Check each line of the data below for the word "numbers", then extract the ones that have it.

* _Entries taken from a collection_
====

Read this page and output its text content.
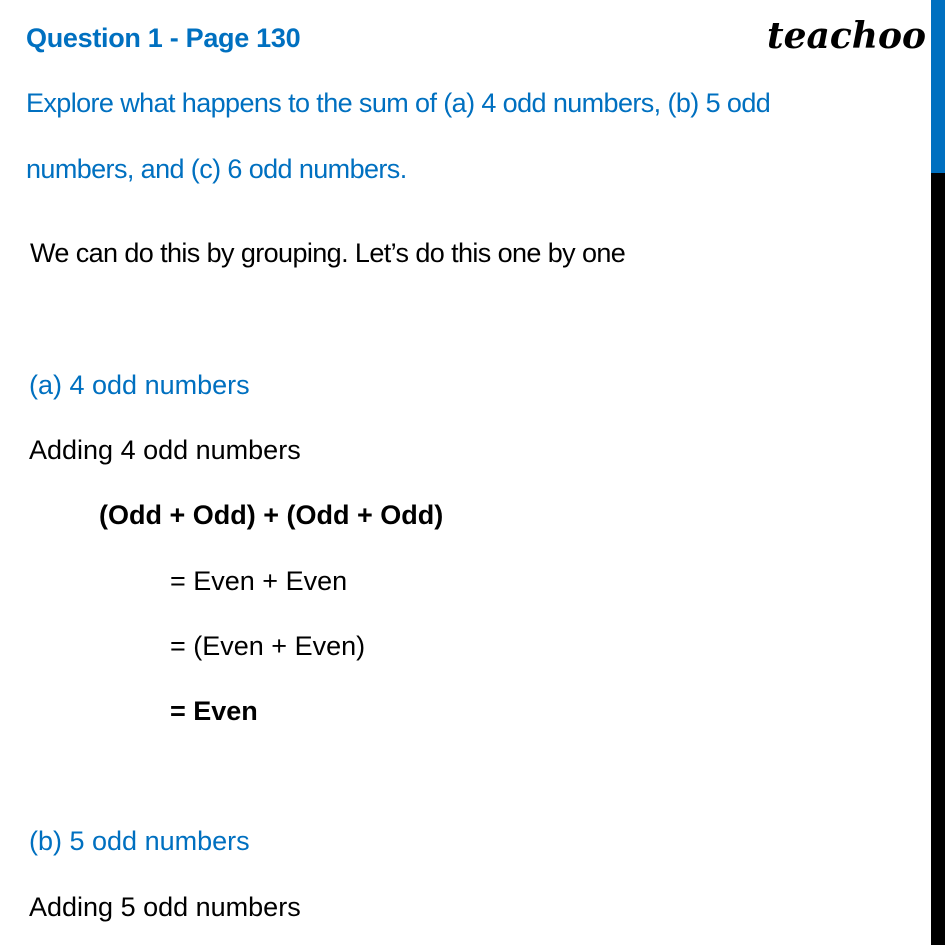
Question 1 - Page 130	teachoo
Explore what happens to the sum of (a) 4 odd numbers, (b) 5 odd
numbers, and (c) 6 odd numbers.
We can do this by grouping. Let’s do this one by one
(a) 4 odd numbers
Adding 4 odd numbers
(Odd + Odd) + (Odd + Odd)
= Even + Even
= (Even + Even)
= Even
(b) 5 odd numbers
Adding 5 odd numbers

====

* _Exercise answer_
Explore what happens to the sum of (a) 4 odd numbers, (b) 5 odd
numbers, and (c) 6 odd numbers.
(a) 4 odd numbers
Adding 4 odd numbers
(b) 5 odd numbers
Adding 5 odd numbers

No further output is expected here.